→ **PROBLEM STATEMENT**:
From the listing, collect all lines containing the word "screenshot".

→ **SUPPLIED MATERIAL**:
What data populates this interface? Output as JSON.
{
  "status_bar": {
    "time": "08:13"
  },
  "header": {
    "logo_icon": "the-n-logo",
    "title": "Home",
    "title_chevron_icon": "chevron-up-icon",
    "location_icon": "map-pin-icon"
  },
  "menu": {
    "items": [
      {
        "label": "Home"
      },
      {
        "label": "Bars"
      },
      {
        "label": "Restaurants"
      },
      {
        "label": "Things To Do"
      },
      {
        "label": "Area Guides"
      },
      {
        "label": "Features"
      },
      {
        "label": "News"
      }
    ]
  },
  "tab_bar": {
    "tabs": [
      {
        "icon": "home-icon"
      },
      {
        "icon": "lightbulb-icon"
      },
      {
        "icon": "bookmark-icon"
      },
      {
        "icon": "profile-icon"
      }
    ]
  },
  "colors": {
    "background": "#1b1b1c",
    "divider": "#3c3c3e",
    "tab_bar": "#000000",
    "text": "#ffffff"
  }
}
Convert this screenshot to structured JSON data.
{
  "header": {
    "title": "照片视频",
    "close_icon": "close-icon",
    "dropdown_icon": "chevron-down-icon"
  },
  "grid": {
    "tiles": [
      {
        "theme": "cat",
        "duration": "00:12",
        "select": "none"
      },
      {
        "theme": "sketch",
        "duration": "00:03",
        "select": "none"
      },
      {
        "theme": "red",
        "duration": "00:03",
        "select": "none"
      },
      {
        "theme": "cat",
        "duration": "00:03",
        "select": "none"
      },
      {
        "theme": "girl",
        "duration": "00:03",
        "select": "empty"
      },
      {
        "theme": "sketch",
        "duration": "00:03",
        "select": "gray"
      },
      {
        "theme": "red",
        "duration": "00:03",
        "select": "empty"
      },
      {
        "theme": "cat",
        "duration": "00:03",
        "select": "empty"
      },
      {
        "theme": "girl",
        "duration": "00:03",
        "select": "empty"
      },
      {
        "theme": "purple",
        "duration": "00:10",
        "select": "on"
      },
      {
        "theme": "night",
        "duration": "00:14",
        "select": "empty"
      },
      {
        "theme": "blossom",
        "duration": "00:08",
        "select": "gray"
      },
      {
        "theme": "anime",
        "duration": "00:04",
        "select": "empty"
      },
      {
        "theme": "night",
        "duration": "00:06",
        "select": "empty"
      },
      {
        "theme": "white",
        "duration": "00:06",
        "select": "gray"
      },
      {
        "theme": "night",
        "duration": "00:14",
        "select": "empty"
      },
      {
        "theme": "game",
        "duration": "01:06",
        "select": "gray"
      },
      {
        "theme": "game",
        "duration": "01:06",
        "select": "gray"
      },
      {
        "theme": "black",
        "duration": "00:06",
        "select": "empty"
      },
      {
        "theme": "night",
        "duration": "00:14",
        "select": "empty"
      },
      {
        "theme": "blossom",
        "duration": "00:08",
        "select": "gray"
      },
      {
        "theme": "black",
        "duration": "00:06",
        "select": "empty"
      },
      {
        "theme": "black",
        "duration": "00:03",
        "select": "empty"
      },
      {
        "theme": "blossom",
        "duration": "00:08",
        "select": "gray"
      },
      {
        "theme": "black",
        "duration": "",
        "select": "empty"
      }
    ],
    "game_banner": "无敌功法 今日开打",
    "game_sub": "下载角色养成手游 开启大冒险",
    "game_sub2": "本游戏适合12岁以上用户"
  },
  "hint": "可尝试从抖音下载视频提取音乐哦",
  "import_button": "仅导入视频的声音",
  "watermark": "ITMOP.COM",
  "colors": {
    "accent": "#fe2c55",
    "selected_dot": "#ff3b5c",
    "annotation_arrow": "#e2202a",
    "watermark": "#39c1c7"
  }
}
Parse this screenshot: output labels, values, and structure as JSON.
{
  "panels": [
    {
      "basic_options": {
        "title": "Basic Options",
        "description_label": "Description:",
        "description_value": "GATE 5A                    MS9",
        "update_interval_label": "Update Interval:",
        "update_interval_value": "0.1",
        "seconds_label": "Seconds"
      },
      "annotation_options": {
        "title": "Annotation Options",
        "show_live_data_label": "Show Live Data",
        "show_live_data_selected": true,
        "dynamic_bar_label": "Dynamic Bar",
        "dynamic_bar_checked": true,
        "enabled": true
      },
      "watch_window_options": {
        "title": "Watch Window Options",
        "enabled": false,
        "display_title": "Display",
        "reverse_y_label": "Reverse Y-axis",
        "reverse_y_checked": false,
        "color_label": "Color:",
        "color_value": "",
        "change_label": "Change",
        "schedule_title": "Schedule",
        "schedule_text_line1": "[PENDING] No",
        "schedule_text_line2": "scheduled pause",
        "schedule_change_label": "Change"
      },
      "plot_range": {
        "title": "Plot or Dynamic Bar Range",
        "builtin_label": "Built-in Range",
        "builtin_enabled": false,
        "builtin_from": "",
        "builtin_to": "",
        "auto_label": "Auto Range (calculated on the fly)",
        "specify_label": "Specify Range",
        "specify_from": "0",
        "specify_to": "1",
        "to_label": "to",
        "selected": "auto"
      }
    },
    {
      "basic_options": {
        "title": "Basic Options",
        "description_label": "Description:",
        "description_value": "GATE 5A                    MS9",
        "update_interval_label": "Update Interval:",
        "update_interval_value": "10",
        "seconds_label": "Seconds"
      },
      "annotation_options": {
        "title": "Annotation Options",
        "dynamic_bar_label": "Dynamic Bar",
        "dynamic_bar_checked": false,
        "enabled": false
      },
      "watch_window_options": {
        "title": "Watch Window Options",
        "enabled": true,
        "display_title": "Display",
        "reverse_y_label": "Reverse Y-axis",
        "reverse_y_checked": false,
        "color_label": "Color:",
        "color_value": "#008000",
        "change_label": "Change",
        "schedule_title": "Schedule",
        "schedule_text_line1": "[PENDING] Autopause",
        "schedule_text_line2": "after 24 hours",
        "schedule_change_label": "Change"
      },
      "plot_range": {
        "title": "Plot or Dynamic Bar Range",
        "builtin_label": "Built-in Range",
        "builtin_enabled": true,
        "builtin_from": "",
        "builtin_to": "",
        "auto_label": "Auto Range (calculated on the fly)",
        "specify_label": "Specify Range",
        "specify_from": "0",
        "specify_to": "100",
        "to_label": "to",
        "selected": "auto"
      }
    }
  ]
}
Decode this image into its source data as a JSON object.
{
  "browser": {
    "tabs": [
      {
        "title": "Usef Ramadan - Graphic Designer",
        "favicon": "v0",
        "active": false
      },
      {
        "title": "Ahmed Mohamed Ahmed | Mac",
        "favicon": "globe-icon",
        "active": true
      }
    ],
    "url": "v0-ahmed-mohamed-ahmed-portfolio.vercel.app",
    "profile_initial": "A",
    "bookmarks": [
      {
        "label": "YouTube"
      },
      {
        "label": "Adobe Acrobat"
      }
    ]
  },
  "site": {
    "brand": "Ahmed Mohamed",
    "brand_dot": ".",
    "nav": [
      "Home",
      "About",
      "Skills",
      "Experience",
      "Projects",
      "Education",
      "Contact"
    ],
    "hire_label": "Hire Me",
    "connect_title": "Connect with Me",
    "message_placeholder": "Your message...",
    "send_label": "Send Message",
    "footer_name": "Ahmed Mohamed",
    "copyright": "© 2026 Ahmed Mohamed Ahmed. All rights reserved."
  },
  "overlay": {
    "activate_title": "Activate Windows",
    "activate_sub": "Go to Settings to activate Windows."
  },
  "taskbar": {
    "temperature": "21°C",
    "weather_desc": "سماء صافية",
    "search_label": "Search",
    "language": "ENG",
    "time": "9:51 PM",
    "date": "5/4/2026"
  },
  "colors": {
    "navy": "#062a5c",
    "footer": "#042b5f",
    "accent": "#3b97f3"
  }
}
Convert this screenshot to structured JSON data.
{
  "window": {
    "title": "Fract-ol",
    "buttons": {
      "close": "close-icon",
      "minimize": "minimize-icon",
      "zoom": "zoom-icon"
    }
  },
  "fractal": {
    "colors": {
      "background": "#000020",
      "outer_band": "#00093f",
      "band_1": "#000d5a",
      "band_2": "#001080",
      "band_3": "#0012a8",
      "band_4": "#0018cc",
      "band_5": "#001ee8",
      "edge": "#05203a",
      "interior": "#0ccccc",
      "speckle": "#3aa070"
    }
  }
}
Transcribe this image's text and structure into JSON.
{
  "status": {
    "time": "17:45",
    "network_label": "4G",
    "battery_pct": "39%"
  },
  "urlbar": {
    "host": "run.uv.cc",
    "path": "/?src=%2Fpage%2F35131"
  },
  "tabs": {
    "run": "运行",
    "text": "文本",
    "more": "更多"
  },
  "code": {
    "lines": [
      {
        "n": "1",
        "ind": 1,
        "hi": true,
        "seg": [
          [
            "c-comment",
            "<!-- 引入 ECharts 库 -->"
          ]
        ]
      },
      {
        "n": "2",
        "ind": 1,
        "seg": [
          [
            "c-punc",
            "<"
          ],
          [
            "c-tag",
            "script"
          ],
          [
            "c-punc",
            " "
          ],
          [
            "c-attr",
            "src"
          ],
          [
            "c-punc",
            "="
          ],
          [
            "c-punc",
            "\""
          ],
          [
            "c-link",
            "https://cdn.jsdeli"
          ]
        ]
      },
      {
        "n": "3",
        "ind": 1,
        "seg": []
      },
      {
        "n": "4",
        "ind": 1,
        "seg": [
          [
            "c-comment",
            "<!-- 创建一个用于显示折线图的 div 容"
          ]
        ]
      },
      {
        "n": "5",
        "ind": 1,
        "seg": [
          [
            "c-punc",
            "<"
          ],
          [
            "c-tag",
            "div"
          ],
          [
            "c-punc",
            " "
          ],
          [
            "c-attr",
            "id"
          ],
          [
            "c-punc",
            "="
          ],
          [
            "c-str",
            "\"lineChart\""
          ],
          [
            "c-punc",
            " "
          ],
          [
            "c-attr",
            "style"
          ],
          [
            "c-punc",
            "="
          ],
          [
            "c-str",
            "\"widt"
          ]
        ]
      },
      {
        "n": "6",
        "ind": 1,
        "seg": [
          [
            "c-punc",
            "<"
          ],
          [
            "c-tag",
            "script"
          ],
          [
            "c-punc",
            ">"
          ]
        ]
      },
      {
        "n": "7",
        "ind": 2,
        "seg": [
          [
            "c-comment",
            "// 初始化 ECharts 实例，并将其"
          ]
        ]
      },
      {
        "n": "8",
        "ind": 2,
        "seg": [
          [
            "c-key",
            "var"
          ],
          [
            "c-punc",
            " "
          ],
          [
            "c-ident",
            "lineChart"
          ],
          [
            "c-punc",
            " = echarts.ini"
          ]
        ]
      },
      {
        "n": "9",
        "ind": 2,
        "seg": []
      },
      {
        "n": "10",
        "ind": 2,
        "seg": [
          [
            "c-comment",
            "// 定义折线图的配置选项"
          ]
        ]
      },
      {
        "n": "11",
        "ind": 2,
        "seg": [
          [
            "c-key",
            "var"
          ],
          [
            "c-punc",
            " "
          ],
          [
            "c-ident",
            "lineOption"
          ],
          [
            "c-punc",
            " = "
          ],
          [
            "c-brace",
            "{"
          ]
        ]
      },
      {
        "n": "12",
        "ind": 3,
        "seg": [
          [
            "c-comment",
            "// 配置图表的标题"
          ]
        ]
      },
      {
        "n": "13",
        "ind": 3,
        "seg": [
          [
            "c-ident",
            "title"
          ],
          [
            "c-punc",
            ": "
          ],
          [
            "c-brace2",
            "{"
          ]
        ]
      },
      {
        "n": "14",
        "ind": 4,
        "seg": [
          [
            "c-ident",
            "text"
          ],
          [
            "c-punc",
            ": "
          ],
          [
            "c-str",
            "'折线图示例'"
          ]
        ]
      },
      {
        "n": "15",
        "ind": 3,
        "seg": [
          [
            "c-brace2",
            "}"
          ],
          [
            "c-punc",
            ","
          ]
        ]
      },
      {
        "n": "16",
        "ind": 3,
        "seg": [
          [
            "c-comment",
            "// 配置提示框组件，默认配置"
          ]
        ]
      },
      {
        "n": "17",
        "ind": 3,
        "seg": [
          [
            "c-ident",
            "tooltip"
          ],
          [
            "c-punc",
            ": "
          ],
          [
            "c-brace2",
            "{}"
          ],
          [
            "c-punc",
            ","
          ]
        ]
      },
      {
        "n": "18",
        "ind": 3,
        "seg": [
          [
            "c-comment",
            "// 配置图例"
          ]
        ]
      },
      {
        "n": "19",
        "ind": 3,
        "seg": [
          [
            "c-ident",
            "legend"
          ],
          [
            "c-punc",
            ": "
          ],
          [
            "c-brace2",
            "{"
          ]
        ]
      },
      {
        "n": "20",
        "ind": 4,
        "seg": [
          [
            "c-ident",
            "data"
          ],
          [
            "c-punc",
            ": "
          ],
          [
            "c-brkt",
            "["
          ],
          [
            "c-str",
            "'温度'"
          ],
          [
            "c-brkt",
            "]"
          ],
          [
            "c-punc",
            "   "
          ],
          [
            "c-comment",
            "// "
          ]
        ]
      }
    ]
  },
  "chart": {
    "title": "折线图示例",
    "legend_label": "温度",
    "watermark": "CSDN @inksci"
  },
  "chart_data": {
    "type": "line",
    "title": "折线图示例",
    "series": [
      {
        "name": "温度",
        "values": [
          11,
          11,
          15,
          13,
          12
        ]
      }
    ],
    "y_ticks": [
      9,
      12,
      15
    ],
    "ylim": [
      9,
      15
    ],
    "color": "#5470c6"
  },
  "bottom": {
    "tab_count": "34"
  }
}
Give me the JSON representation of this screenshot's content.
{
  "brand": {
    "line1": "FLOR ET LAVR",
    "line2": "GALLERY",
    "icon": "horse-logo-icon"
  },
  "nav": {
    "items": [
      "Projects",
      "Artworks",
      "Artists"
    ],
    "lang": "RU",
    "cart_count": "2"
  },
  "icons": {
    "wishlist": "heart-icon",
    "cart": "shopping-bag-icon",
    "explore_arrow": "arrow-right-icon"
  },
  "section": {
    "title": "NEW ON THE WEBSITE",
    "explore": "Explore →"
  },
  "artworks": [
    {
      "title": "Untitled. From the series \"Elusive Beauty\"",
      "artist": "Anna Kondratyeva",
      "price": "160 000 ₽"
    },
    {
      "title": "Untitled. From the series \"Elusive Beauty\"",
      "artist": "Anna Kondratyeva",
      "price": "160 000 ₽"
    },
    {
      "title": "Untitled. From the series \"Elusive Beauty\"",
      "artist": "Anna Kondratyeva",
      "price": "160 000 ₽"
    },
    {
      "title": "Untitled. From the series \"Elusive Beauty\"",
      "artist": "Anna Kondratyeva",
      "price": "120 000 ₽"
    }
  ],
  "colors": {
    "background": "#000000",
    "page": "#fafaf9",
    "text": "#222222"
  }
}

→ **ANSWER TO THIS PROBLEM**:
Convert this screenshot to structured JSON data.
Parse this screenshot: output labels, values, and structure as JSON.
Convert this screenshot to structured JSON data.
Give me the JSON representation of this screenshot's content.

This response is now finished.